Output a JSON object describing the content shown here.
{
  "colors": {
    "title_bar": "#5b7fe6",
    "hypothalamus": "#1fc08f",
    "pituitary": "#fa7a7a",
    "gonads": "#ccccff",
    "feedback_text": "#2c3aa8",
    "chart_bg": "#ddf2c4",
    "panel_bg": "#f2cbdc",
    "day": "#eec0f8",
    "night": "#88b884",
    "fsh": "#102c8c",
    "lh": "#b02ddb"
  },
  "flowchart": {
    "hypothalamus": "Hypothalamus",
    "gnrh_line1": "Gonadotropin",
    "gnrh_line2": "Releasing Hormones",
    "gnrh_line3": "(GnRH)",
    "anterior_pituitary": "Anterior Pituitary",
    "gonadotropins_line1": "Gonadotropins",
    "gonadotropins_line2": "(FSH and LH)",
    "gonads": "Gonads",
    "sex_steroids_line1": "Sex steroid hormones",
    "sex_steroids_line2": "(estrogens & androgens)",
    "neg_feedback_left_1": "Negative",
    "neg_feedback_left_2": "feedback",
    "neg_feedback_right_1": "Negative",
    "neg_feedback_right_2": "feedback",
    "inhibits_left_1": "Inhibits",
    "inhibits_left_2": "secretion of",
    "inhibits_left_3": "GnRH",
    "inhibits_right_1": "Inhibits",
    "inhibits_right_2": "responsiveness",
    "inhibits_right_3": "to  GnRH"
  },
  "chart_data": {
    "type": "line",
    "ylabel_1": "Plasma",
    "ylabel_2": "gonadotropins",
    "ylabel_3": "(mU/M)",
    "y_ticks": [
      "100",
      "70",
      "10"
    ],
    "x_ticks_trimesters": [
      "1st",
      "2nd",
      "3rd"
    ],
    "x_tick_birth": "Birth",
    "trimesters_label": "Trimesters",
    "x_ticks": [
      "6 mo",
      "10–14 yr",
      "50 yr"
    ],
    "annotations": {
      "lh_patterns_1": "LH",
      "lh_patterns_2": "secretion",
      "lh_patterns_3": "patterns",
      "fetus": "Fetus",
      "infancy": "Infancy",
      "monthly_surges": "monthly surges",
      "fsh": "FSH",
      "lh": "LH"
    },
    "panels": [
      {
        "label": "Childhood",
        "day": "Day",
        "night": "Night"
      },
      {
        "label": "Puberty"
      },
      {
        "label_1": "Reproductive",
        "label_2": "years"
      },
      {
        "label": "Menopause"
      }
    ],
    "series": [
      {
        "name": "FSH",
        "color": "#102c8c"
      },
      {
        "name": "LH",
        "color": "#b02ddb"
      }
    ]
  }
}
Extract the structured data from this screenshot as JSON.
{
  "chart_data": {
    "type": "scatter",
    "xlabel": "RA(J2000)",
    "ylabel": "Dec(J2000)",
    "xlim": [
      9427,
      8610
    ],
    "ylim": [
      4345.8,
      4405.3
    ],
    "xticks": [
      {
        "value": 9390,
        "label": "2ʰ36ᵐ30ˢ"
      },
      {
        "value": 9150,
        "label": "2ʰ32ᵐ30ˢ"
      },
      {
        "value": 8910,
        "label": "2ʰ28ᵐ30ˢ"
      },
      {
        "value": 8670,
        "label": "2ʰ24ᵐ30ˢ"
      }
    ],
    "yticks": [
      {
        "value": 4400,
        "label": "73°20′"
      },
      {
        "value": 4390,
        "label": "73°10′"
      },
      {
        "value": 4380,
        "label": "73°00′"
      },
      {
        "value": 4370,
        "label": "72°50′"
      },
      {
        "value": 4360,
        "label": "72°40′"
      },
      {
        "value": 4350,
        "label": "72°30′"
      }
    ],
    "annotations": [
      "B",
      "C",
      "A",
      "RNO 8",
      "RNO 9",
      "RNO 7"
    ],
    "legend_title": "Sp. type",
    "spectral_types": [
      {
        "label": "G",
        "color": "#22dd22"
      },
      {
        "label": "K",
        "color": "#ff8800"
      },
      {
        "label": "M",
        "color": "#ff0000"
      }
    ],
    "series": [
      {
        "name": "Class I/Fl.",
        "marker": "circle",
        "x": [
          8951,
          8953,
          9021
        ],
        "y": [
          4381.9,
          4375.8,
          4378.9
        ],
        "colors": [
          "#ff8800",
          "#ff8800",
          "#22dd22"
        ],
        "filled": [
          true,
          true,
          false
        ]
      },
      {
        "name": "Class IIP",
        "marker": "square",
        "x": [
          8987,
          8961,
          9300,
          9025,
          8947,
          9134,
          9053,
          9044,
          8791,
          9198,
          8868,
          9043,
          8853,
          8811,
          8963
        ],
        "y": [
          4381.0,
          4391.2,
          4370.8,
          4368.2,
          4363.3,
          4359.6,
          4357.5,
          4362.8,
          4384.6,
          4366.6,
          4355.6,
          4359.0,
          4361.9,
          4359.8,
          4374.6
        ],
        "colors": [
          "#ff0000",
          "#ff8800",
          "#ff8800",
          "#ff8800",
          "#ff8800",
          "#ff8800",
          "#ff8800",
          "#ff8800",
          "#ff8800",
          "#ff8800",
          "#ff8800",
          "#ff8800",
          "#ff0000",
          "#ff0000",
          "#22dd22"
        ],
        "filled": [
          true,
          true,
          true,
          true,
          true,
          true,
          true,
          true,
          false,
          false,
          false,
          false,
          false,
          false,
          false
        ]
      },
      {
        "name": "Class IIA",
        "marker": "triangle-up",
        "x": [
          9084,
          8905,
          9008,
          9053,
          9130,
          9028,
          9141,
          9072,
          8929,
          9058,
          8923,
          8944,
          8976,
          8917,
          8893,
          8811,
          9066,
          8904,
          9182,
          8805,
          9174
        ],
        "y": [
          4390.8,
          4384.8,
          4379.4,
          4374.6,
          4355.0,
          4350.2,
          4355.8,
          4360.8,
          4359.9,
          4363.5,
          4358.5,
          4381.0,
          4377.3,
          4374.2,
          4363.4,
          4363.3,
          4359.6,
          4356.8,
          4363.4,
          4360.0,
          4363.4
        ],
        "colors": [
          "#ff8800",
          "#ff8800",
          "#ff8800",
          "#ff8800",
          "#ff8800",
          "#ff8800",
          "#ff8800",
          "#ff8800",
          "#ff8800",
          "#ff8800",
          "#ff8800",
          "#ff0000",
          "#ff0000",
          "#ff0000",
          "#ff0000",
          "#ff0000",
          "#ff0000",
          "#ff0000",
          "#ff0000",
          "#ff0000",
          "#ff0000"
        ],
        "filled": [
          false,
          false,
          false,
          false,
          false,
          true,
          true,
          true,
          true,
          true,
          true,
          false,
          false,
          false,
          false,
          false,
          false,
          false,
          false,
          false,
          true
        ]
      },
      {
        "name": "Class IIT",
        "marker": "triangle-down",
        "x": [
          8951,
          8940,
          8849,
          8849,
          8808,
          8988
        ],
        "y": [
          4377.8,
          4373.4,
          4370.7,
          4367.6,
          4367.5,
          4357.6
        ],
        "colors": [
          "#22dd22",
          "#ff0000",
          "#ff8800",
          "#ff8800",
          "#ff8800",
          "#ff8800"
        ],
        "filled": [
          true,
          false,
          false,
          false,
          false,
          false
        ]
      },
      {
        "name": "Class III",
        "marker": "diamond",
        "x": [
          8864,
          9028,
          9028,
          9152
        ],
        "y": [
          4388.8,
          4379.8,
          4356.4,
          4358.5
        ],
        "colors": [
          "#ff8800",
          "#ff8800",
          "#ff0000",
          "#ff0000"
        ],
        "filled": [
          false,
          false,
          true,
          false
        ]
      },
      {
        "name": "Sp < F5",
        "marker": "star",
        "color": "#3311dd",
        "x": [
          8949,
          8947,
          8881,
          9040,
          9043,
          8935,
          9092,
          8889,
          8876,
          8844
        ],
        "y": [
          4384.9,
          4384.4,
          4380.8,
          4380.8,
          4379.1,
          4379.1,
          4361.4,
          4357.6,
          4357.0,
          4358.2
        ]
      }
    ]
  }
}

================

Check each line of the data above for the string "secretion", then report how many lines have it, with no other words.

Reply:
2